- STORED ROWS:
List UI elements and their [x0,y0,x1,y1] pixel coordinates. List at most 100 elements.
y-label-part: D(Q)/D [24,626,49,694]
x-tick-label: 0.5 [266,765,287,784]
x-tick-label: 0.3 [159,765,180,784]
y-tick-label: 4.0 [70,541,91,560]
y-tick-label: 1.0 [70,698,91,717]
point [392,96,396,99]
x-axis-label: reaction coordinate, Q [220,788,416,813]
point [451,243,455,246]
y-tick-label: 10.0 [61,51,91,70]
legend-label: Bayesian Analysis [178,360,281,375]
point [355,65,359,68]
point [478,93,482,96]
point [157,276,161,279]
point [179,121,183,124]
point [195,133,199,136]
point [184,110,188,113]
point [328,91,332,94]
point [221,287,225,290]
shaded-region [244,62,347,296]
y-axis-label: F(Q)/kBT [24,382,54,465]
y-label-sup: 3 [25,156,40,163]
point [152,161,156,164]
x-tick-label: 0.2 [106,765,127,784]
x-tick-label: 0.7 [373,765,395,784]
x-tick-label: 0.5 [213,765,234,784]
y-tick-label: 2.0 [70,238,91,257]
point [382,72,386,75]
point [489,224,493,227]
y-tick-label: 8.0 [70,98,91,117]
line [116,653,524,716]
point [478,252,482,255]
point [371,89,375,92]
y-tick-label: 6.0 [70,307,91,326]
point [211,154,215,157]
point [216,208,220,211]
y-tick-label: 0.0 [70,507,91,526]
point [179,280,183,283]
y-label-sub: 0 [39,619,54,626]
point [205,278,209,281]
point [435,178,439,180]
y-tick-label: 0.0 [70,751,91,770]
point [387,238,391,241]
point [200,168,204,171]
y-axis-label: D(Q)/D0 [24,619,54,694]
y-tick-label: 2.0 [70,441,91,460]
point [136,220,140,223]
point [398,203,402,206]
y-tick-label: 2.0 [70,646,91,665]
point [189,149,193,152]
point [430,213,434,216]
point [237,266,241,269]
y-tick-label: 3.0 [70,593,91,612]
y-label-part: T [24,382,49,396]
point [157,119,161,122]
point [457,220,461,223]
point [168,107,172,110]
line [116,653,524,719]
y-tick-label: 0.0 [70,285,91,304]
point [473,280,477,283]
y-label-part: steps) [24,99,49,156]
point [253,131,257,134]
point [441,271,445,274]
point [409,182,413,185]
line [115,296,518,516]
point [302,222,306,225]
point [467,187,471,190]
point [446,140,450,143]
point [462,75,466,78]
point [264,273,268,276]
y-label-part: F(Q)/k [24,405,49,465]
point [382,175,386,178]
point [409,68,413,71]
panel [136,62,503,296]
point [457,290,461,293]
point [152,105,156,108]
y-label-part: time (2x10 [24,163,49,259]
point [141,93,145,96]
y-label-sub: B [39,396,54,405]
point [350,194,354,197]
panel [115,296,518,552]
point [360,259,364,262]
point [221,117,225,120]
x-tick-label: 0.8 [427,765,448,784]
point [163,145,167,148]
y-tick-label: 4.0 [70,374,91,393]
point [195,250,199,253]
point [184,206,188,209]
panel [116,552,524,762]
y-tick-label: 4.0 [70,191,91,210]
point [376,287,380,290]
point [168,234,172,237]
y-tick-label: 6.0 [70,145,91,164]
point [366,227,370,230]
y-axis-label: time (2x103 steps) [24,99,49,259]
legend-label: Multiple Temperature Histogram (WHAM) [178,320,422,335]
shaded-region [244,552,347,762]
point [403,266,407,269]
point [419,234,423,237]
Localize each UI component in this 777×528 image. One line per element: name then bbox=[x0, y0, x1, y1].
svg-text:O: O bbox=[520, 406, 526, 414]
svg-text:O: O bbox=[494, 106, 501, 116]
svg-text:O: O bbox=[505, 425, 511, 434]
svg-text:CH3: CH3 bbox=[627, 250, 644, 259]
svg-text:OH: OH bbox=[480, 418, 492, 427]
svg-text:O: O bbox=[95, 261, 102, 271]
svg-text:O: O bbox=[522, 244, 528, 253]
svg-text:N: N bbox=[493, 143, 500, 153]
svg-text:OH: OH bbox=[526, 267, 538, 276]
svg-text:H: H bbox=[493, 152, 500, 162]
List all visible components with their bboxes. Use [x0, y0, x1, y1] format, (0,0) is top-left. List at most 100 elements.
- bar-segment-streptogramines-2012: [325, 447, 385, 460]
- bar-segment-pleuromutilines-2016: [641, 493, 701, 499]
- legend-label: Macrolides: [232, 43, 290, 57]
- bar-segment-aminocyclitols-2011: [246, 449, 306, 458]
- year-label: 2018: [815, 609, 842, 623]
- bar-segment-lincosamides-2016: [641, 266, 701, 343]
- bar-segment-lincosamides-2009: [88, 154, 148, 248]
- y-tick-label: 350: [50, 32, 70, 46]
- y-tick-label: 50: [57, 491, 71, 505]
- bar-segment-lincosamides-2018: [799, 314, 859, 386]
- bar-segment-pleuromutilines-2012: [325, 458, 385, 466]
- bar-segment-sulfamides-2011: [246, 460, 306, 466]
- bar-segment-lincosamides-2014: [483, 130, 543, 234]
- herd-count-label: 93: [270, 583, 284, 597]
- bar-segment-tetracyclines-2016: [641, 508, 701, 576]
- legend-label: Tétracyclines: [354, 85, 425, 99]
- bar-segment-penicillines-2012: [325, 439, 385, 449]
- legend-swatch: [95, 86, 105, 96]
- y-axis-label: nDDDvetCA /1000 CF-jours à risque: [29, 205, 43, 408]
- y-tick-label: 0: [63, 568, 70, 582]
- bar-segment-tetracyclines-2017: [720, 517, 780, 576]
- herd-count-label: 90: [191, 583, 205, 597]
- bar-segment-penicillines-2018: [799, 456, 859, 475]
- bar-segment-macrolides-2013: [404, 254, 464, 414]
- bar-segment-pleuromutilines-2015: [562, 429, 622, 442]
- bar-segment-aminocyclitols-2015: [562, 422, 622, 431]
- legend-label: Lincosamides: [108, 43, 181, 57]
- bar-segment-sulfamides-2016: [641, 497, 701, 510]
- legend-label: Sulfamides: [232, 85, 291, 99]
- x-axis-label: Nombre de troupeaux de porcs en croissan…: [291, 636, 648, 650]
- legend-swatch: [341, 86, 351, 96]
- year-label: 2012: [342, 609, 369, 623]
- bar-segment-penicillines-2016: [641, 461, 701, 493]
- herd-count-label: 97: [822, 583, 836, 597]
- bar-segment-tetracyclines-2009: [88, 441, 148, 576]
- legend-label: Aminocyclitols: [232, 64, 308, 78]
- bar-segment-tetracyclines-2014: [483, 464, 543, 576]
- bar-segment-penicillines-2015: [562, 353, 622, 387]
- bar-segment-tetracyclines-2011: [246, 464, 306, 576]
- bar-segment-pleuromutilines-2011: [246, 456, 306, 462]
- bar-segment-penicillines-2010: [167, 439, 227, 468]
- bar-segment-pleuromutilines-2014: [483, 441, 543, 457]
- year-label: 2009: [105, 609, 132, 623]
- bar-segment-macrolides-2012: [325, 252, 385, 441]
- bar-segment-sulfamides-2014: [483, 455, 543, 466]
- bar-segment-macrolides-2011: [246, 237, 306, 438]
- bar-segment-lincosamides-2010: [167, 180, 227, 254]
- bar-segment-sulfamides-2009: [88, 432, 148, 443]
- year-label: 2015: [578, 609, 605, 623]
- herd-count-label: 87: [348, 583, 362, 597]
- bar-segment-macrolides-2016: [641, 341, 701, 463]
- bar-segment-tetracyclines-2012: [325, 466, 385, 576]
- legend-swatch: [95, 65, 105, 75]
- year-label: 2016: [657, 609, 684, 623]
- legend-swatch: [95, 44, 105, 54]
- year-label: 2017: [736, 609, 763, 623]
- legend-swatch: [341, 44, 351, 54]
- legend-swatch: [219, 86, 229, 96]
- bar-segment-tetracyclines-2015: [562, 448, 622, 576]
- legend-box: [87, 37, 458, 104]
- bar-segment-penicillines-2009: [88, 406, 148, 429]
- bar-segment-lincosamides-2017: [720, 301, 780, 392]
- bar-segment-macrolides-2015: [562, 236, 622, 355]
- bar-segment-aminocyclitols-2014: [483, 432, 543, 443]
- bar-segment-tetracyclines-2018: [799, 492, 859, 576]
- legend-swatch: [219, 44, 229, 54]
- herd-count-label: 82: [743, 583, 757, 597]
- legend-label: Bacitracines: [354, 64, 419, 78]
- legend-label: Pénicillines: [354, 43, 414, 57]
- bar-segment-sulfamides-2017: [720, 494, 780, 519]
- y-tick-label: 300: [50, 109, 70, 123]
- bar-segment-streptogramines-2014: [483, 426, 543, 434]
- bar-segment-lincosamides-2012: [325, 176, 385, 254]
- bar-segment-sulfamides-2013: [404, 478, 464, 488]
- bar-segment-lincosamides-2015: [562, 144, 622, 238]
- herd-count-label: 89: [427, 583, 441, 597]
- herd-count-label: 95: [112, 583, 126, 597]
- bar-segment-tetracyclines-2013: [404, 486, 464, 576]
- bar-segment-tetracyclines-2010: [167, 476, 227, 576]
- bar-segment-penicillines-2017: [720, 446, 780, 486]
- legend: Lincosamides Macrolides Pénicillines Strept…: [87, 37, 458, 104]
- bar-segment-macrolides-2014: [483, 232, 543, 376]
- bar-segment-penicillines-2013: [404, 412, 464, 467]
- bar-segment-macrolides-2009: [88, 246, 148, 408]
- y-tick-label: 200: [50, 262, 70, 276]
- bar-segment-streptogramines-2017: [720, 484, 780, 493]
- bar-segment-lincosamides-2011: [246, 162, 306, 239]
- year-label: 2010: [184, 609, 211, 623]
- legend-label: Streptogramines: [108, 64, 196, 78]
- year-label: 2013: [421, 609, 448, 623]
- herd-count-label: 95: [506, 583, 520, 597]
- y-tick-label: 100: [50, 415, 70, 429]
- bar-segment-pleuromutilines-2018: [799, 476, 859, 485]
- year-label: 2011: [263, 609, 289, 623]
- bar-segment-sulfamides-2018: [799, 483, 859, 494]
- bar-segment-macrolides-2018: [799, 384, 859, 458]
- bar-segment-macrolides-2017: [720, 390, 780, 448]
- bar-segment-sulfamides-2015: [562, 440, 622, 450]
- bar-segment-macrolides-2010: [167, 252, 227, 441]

- EXERCISE TASK:
Copy the data verbatim, starting at its first line and ending at the line that contains "y-tick-label: 3.0 [70,593,91,612]", with both of those lines included.

- REPLY TO THE TASK:
List UI elements and their [x0,y0,x1,y1] pixel coordinates. List at most 100 elements.
y-label-part: D(Q)/D [24,626,49,694]
x-tick-label: 0.5 [266,765,287,784]
x-tick-label: 0.3 [159,765,180,784]
y-tick-label: 4.0 [70,541,91,560]
y-tick-label: 1.0 [70,698,91,717]
point [392,96,396,99]
x-axis-label: reaction coordinate, Q [220,788,416,813]
point [451,243,455,246]
y-tick-label: 10.0 [61,51,91,70]
legend-label: Bayesian Analysis [178,360,281,375]
point [355,65,359,68]
point [478,93,482,96]
point [157,276,161,279]
point [179,121,183,124]
point [195,133,199,136]
point [184,110,188,113]
point [328,91,332,94]
point [221,287,225,290]
shaded-region [244,62,347,296]
y-axis-label: F(Q)/kBT [24,382,54,465]
y-label-sup: 3 [25,156,40,163]
point [152,161,156,164]
x-tick-label: 0.2 [106,765,127,784]
x-tick-label: 0.7 [373,765,395,784]
x-tick-label: 0.5 [213,765,234,784]
y-tick-label: 2.0 [70,238,91,257]
point [382,72,386,75]
point [489,224,493,227]
y-tick-label: 8.0 [70,98,91,117]
line [116,653,524,716]
point [478,252,482,255]
point [371,89,375,92]
y-tick-label: 6.0 [70,307,91,326]
point [211,154,215,157]
point [216,208,220,211]
y-tick-label: 0.0 [70,507,91,526]
point [179,280,183,283]
y-label-sub: 0 [39,619,54,626]
point [205,278,209,281]
point [435,178,439,180]
y-tick-label: 0.0 [70,751,91,770]
point [387,238,391,241]
point [200,168,204,171]
y-axis-label: D(Q)/D0 [24,619,54,694]
y-tick-label: 2.0 [70,441,91,460]
point [136,220,140,223]
point [398,203,402,206]
y-tick-label: 2.0 [70,646,91,665]
point [189,149,193,152]
point [430,213,434,216]
point [237,266,241,269]
y-tick-label: 3.0 [70,593,91,612]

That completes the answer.